=== DATA PROVIDED ===
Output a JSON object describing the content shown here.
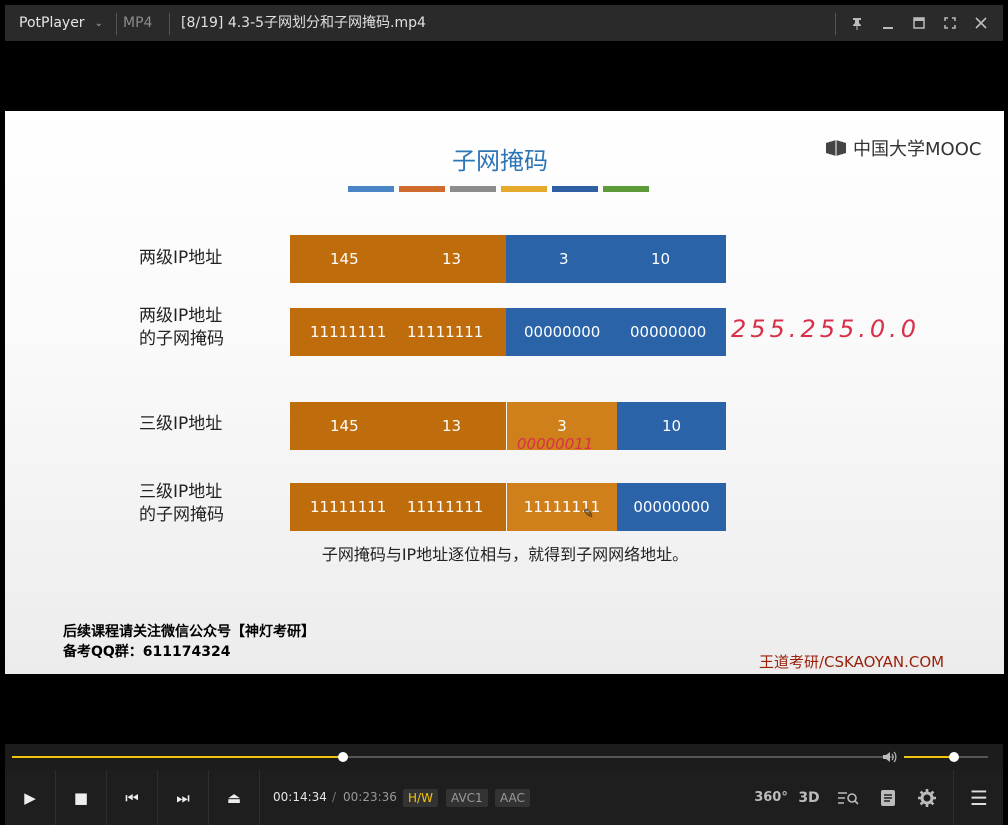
{
  "titlebar": {
    "app_name": "PotPlayer",
    "chevron": "⌄",
    "format": "MP4",
    "title": "[8/19] 4.3-5子网划分和子网掩码.mp4",
    "icons": [
      "pin-icon",
      "minimize-icon",
      "maximize-icon",
      "fullscreen-icon",
      "close-icon"
    ]
  },
  "slide": {
    "title": "子网掩码",
    "accent_colors": [
      "#4a86c5",
      "#cf6b2c",
      "#8c8c8c",
      "#e5a92b",
      "#2f5fa3",
      "#5c9a3a"
    ],
    "logo_text": "中国大学MOOC",
    "rows": [
      {
        "label": "两级IP地址",
        "cells": [
          "145",
          "13",
          "3",
          "10"
        ]
      },
      {
        "label_lines": [
          "两级IP地址",
          "的子网掩码"
        ],
        "cells": [
          "11111111",
          "11111111",
          "00000000",
          "00000000"
        ]
      },
      {
        "label": "三级IP地址",
        "cells": [
          "145",
          "13",
          "3",
          "10"
        ]
      },
      {
        "label_lines": [
          "三级IP地址",
          "的子网掩码"
        ],
        "cells": [
          "11111111",
          "11111111",
          "11111111",
          "00000000"
        ]
      }
    ],
    "handwritten_mask": "255.255.0.0",
    "handwritten_bits": "00000011",
    "caption": "子网掩码与IP地址逐位相与，就得到子网网络地址。",
    "follow_line1": "后续课程请关注微信公众号【神灯考研】",
    "follow_line2": "备考QQ群：611174324",
    "watermark": "王道考研/CSKAOYAN.COM"
  },
  "seekbar": {
    "progress_fraction": 0.375,
    "volume_fraction": 0.6,
    "accent": "#f2c40c"
  },
  "controls": {
    "play": "▶",
    "stop": "■",
    "prev": "⏮",
    "next": "⏭",
    "eject": "⏏",
    "time_current": "00:14:34",
    "time_sep": "/",
    "time_total": "00:23:36",
    "hw": "H/W",
    "video_codec": "AVC1",
    "audio_codec": "AAC",
    "label_360": "360°",
    "label_3d": "3D",
    "menu": "☰"
  }
}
===
**GIVEN TASK**
Omit every picture, and otherwise quote the entries exactly.

**EXERCISE RESPONSE**
Output a JSON object describing the content shown here.
{
  "titlebar": {
    "app_name": "PotPlayer",
    "chevron": "⌄",
    "format": "MP4",
    "title": "[8/19] 4.3-5子网划分和子网掩码.mp4",
    "icons": [
      "pin-icon",
      "minimize-icon",
      "maximize-icon",
      "fullscreen-icon",
      "close-icon"
    ]
  },
  "slide": {
    "title": "子网掩码",
    "accent_colors": [
      "#4a86c5",
      "#cf6b2c",
      "#8c8c8c",
      "#e5a92b",
      "#2f5fa3",
      "#5c9a3a"
    ],
    "logo_text": "中国大学MOOC",
    "rows": [
      {
        "label": "两级IP地址",
        "cells": [
          "145",
          "13",
          "3",
          "10"
        ]
      },
      {
        "label_lines": [
          "两级IP地址",
          "的子网掩码"
        ],
        "cells": [
          "11111111",
          "11111111",
          "00000000",
          "00000000"
        ]
      },
      {
        "label": "三级IP地址",
        "cells": [
          "145",
          "13",
          "3",
          "10"
        ]
      },
      {
        "label_lines": [
          "三级IP地址",
          "的子网掩码"
        ],
        "cells": [
          "11111111",
          "11111111",
          "11111111",
          "00000000"
        ]
      }
    ],
    "handwritten_mask": "255.255.0.0",
    "handwritten_bits": "00000011",
    "caption": "子网掩码与IP地址逐位相与，就得到子网网络地址。",
    "follow_line1": "后续课程请关注微信公众号【神灯考研】",
    "follow_line2": "备考QQ群：611174324",
    "watermark": "王道考研/CSKAOYAN.COM"
  },
  "seekbar": {
    "progress_fraction": 0.375,
    "volume_fraction": 0.6,
    "accent": "#f2c40c"
  },
  "controls": {
    "play": "▶",
    "stop": "■",
    "prev": "⏮",
    "next": "⏭",
    "eject": "⏏",
    "time_current": "00:14:34",
    "time_sep": "/",
    "time_total": "00:23:36",
    "hw": "H/W",
    "video_codec": "AVC1",
    "audio_codec": "AAC",
    "label_360": "360°",
    "label_3d": "3D",
    "menu": "☰"
  }
}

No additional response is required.